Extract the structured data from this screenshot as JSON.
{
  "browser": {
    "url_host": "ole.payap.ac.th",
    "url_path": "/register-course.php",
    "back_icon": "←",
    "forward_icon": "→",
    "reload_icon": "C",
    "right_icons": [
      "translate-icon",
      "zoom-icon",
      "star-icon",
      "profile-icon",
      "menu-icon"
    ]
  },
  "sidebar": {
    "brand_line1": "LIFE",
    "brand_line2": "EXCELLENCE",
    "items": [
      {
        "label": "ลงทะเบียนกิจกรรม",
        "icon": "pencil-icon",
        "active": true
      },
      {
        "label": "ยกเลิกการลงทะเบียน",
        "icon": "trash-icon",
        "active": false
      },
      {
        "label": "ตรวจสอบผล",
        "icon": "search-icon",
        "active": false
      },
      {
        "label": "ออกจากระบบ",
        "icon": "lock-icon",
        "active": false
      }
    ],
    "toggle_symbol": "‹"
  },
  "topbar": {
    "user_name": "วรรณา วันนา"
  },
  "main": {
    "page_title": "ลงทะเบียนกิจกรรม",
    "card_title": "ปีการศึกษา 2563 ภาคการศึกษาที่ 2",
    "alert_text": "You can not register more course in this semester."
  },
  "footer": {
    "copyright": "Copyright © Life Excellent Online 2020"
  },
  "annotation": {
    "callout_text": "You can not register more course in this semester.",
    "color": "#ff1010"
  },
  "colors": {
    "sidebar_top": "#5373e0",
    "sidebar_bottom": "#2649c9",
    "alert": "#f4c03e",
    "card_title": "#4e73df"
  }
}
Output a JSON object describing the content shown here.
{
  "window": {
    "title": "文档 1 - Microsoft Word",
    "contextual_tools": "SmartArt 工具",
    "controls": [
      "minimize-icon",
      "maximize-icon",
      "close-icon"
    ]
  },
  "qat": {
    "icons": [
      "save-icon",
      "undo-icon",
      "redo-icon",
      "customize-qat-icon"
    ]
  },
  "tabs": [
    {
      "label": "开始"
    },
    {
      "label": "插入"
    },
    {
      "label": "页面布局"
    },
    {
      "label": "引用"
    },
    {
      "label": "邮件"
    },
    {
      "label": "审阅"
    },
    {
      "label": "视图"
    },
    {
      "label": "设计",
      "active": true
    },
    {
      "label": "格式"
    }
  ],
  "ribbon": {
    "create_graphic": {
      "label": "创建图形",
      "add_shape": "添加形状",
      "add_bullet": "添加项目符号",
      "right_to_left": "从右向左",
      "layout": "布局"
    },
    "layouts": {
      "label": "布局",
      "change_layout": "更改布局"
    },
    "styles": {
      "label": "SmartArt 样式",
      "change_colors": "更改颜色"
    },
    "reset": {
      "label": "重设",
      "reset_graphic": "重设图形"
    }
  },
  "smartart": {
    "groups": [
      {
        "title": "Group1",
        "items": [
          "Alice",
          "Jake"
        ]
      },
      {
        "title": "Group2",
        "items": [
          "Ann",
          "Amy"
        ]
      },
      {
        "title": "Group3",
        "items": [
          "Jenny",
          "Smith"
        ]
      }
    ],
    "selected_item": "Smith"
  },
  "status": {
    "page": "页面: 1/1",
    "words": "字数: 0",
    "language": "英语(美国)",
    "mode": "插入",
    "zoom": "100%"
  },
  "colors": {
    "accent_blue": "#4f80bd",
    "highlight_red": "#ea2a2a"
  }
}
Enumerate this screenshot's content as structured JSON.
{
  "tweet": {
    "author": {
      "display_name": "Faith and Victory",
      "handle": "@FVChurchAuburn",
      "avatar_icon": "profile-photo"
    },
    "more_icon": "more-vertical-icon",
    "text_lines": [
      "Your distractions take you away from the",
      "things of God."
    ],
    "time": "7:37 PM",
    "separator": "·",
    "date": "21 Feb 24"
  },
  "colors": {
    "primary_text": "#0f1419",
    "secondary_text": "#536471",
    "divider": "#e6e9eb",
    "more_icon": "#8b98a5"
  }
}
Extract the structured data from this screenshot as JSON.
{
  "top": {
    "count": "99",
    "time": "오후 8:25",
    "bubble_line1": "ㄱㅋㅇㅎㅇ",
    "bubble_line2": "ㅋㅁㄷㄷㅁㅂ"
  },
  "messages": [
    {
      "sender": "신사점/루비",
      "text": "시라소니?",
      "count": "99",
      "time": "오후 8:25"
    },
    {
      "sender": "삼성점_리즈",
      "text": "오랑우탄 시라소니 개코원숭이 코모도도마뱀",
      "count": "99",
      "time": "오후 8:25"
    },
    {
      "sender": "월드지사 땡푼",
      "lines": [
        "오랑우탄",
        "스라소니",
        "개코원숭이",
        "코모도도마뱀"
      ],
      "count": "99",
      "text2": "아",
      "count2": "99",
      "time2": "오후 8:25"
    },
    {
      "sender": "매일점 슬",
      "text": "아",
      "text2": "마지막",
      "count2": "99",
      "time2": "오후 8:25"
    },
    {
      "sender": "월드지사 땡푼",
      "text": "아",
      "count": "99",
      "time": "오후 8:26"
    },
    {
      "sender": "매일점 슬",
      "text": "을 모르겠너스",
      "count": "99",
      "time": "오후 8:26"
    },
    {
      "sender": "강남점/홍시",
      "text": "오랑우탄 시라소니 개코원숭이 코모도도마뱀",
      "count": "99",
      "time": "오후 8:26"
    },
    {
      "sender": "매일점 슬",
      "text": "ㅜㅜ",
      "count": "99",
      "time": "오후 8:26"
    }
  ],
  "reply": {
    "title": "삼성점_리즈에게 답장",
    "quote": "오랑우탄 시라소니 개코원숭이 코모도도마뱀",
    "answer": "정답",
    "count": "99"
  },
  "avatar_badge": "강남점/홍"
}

WHAT IS REQUIRED – Your task is to reproduce all of the records exactly.

THE REPLY –
Extract the structured data from this screenshot as JSON.
{
  "browser": {
    "url_host": "ole.payap.ac.th",
    "url_path": "/register-course.php",
    "back_icon": "←",
    "forward_icon": "→",
    "reload_icon": "C",
    "right_icons": [
      "translate-icon",
      "zoom-icon",
      "star-icon",
      "profile-icon",
      "menu-icon"
    ]
  },
  "sidebar": {
    "brand_line1": "LIFE",
    "brand_line2": "EXCELLENCE",
    "items": [
      {
        "label": "ลงทะเบียนกิจกรรม",
        "icon": "pencil-icon",
        "active": true
      },
      {
        "label": "ยกเลิกการลงทะเบียน",
        "icon": "trash-icon",
        "active": false
      },
      {
        "label": "ตรวจสอบผล",
        "icon": "search-icon",
        "active": false
      },
      {
        "label": "ออกจากระบบ",
        "icon": "lock-icon",
        "active": false
      }
    ],
    "toggle_symbol": "‹"
  },
  "topbar": {
    "user_name": "วรรณา วันนา"
  },
  "main": {
    "page_title": "ลงทะเบียนกิจกรรม",
    "card_title": "ปีการศึกษา 2563 ภาคการศึกษาที่ 2",
    "alert_text": "You can not register more course in this semester."
  },
  "footer": {
    "copyright": "Copyright © Life Excellent Online 2020"
  },
  "annotation": {
    "callout_text": "You can not register more course in this semester.",
    "color": "#ff1010"
  },
  "colors": {
    "sidebar_top": "#5373e0",
    "sidebar_bottom": "#2649c9",
    "alert": "#f4c03e",
    "card_title": "#4e73df"
  }
}
Output a JSON object describing the content shown here.
{
  "window": {
    "title": "文档 1 - Microsoft Word",
    "contextual_tools": "SmartArt 工具",
    "controls": [
      "minimize-icon",
      "maximize-icon",
      "close-icon"
    ]
  },
  "qat": {
    "icons": [
      "save-icon",
      "undo-icon",
      "redo-icon",
      "customize-qat-icon"
    ]
  },
  "tabs": [
    {
      "label": "开始"
    },
    {
      "label": "插入"
    },
    {
      "label": "页面布局"
    },
    {
      "label": "引用"
    },
    {
      "label": "邮件"
    },
    {
      "label": "审阅"
    },
    {
      "label": "视图"
    },
    {
      "label": "设计",
      "active": true
    },
    {
      "label": "格式"
    }
  ],
  "ribbon": {
    "create_graphic": {
      "label": "创建图形",
      "add_shape": "添加形状",
      "add_bullet": "添加项目符号",
      "right_to_left": "从右向左",
      "layout": "布局"
    },
    "layouts": {
      "label": "布局",
      "change_layout": "更改布局"
    },
    "styles": {
      "label": "SmartArt 样式",
      "change_colors": "更改颜色"
    },
    "reset": {
      "label": "重设",
      "reset_graphic": "重设图形"
    }
  },
  "smartart": {
    "groups": [
      {
        "title": "Group1",
        "items": [
          "Alice",
          "Jake"
        ]
      },
      {
        "title": "Group2",
        "items": [
          "Ann",
          "Amy"
        ]
      },
      {
        "title": "Group3",
        "items": [
          "Jenny",
          "Smith"
        ]
      }
    ],
    "selected_item": "Smith"
  },
  "status": {
    "page": "页面: 1/1",
    "words": "字数: 0",
    "language": "英语(美国)",
    "mode": "插入",
    "zoom": "100%"
  },
  "colors": {
    "accent_blue": "#4f80bd",
    "highlight_red": "#ea2a2a"
  }
}
Enumerate this screenshot's content as structured JSON.
{
  "tweet": {
    "author": {
      "display_name": "Faith and Victory",
      "handle": "@FVChurchAuburn",
      "avatar_icon": "profile-photo"
    },
    "more_icon": "more-vertical-icon",
    "text_lines": [
      "Your distractions take you away from the",
      "things of God."
    ],
    "time": "7:37 PM",
    "separator": "·",
    "date": "21 Feb 24"
  },
  "colors": {
    "primary_text": "#0f1419",
    "secondary_text": "#536471",
    "divider": "#e6e9eb",
    "more_icon": "#8b98a5"
  }
}
Extract the structured data from this screenshot as JSON.
{
  "top": {
    "count": "99",
    "time": "오후 8:25",
    "bubble_line1": "ㄱㅋㅇㅎㅇ",
    "bubble_line2": "ㅋㅁㄷㄷㅁㅂ"
  },
  "messages": [
    {
      "sender": "신사점/루비",
      "text": "시라소니?",
      "count": "99",
      "time": "오후 8:25"
    },
    {
      "sender": "삼성점_리즈",
      "text": "오랑우탄 시라소니 개코원숭이 코모도도마뱀",
      "count": "99",
      "time": "오후 8:25"
    },
    {
      "sender": "월드지사 땡푼",
      "lines": [
        "오랑우탄",
        "스라소니",
        "개코원숭이",
        "코모도도마뱀"
      ],
      "count": "99",
      "text2": "아",
      "count2": "99",
      "time2": "오후 8:25"
    },
    {
      "sender": "매일점 슬",
      "text": "아",
      "text2": "마지막",
      "count2": "99",
      "time2": "오후 8:25"
    },
    {
      "sender": "월드지사 땡푼",
      "text": "아",
      "count": "99",
      "time": "오후 8:26"
    },
    {
      "sender": "매일점 슬",
      "text": "을 모르겠너스",
      "count": "99",
      "time": "오후 8:26"
    },
    {
      "sender": "강남점/홍시",
      "text": "오랑우탄 시라소니 개코원숭이 코모도도마뱀",
      "count": "99",
      "time": "오후 8:26"
    },
    {
      "sender": "매일점 슬",
      "text": "ㅜㅜ",
      "count": "99",
      "time": "오후 8:26"
    }
  ],
  "reply": {
    "title": "삼성점_리즈에게 답장",
    "quote": "오랑우탄 시라소니 개코원숭이 코모도도마뱀",
    "answer": "정답",
    "count": "99"
  },
  "avatar_badge": "강남점/홍"
}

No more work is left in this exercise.